[Part of a data file]
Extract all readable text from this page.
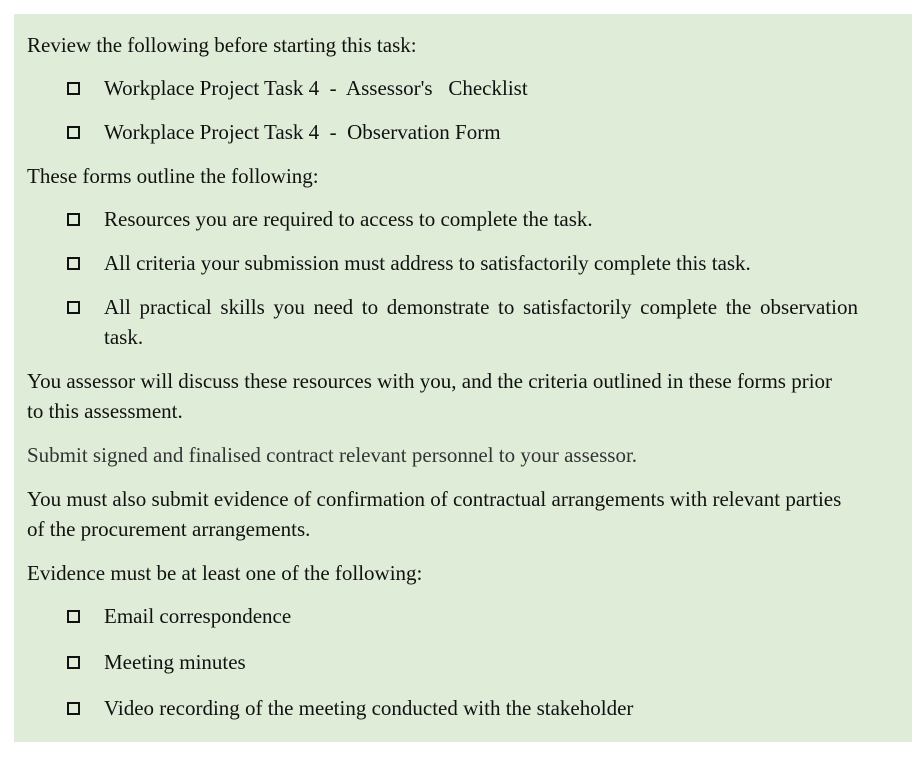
Review the following before starting this task:
Workplace Project Task 4  -  Assessor's   Checklist
Workplace Project Task 4  -  Observation Form
These forms outline the following:
Resources you are required to access to complete the task.
All criteria your submission must address to satisfactorily complete this task.
All practical skills you need to demonstrate to satisfactorily complete the observation task.
You assessor will discuss these resources with you, and the criteria outlined in these forms prior to this assessment.
Submit signed and finalised contract relevant personnel to your assessor.
You must also submit evidence of confirmation of contractual arrangements with relevant parties of the procurement arrangements.
Evidence must be at least one of the following:
Email correspondence
Meeting minutes
Video recording of the meeting conducted with the stakeholder
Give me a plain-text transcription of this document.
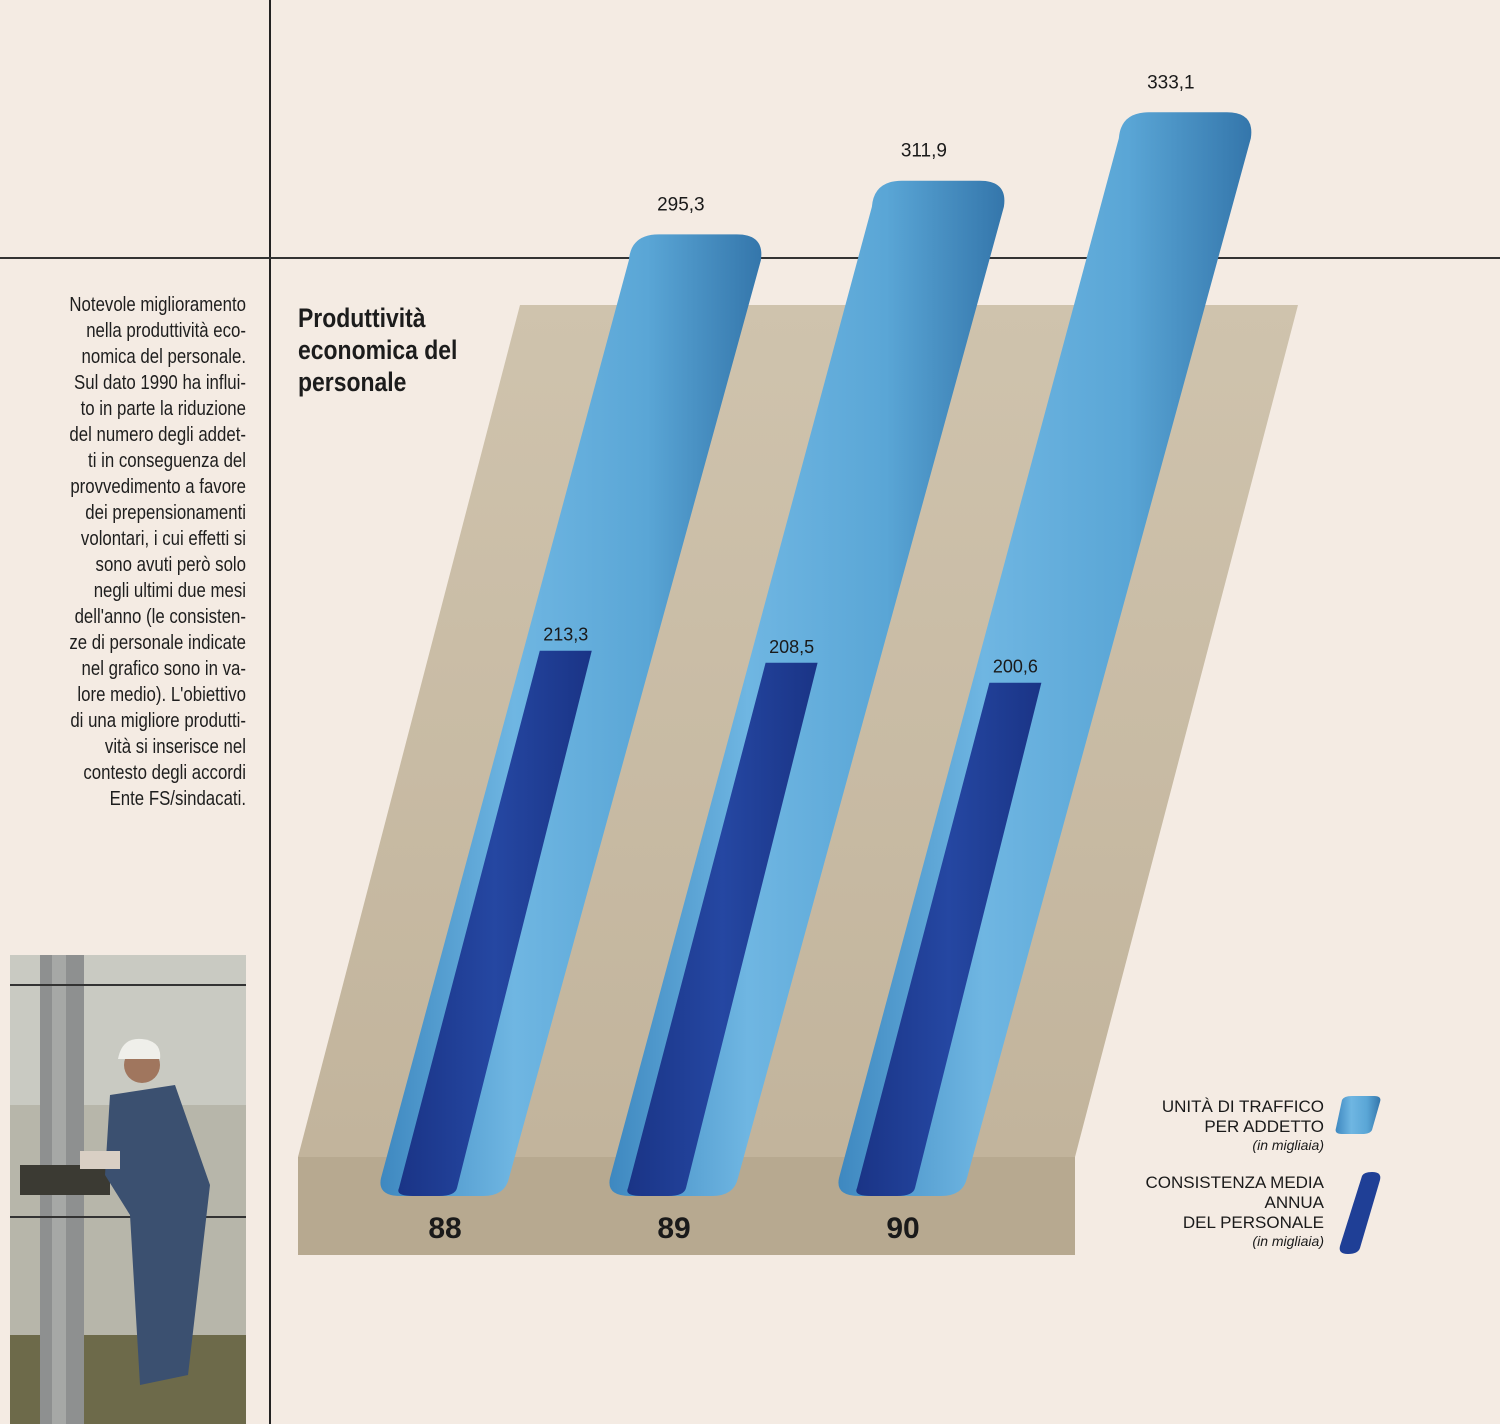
Notevole miglioramento
nella produttività eco-
nomica del personale.
Sul dato 1990 ha influi-
to in parte la riduzione
del numero degli addet-
ti in conseguenza del
provvedimento a favore
dei prepensionamenti
volontari, i cui effetti si
sono avuti però solo
negli ultimi due mesi
dell'anno (le consisten-
ze di personale indicate
nel grafico sono in va-
lore medio). L'obiettivo
di una migliore produtti-
vità si inserisce nel
contesto degli accordi
Ente FS/sindacati.
295,3
213,3
88
311,9
208,5
89
333,1
200,6
90
Produttività
economica del
personale
UNITÀ DI TRAFFICO
PER ADDETTO
(in migliaia)
CONSISTENZA MEDIA
ANNUA
DEL PERSONALE
(in migliaia)
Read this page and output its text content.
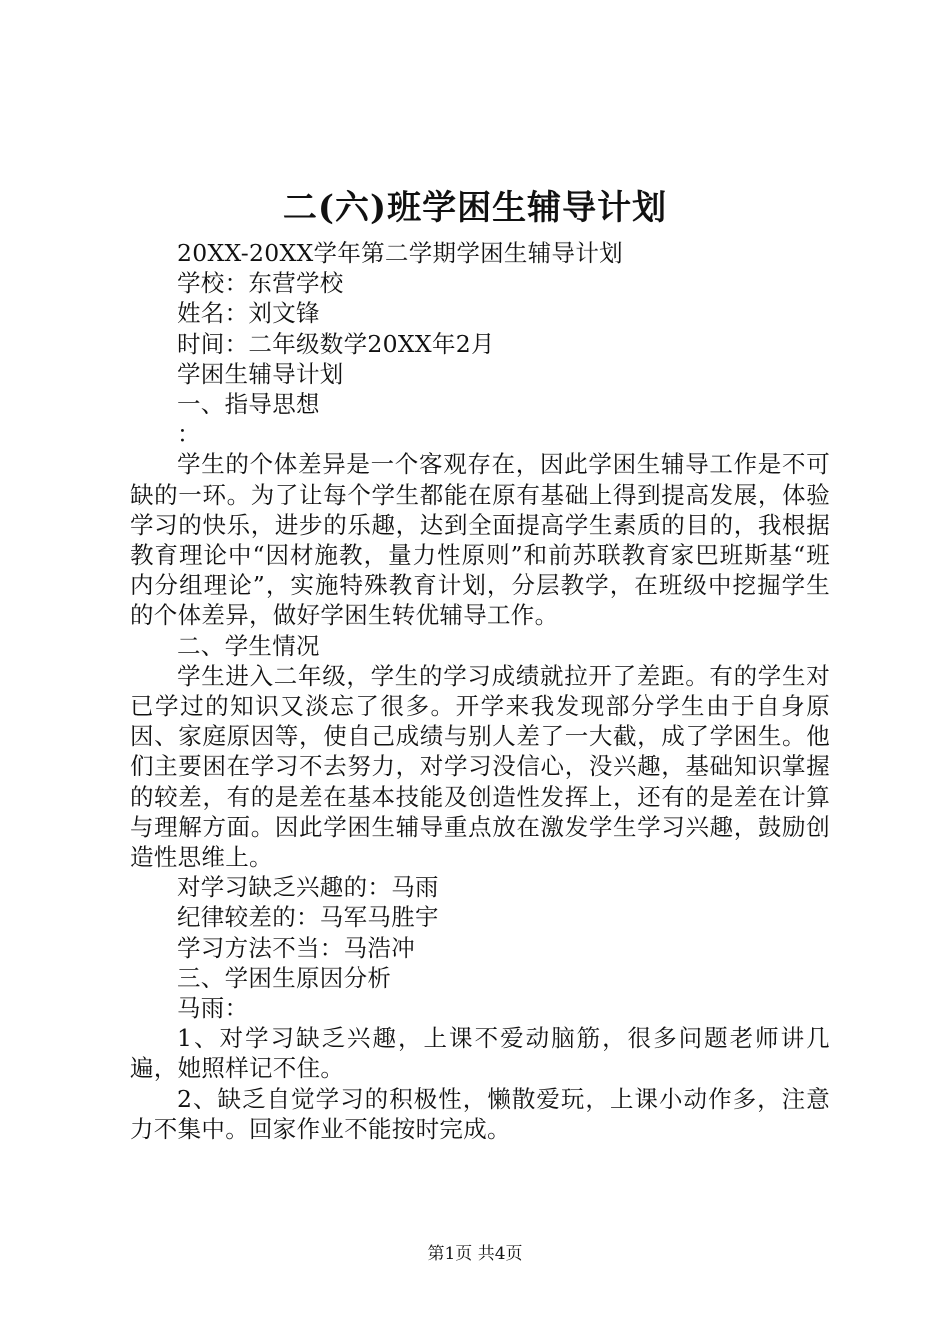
二(六)班学困生辅导计划

20XX-20XX学年第二学期学困生辅导计划

学校：东营学校

姓名：刘文锋

时间：二年级数学20XX年2月

学困生辅导计划

一、指导思想

：

学生的个体差异是一个客观存在，因此学困生辅导工作是不可缺的一环。为了让每个学生都能在原有基础上得到提高发展，体验学习的快乐，进步的乐趣，达到全面提高学生素质的目的，我根据教育理论中“因材施教，量力性原则”和前苏联教育家巴班斯基“班内分组理论”，实施特殊教育计划，分层教学，在班级中挖掘学生的个体差异，做好学困生转优辅导工作。

二、学生情况

学生进入二年级，学生的学习成绩就拉开了差距。有的学生对已学过的知识又淡忘了很多。开学来我发现部分学生由于自身原因、家庭原因等，使自己成绩与别人差了一大截，成了学困生。他们主要困在学习不去努力，对学习没信心，没兴趣，基础知识掌握的较差，有的是差在基本技能及创造性发挥上，还有的是差在计算与理解方面。因此学困生辅导重点放在激发学生学习兴趣，鼓励创造性思维上。

对学习缺乏兴趣的：马雨

纪律较差的：马军马胜宇

学习方法不当：马浩冲

三、学困生原因分析

马雨：

1、对学习缺乏兴趣，上课不爱动脑筋，很多问题老师讲几遍，她照样记不住。

2、缺乏自觉学习的积极性，懒散爱玩，上课小动作多，注意力不集中。回家作业不能按时完成。

第1页 共4页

= PROBLEM =
Look through the data above. Copy every line with the string "Project" in it.

= ANSWER =
Workplace Project Task 4  -  Assessor's   Checklist
Workplace Project Task 4  -  Observation Form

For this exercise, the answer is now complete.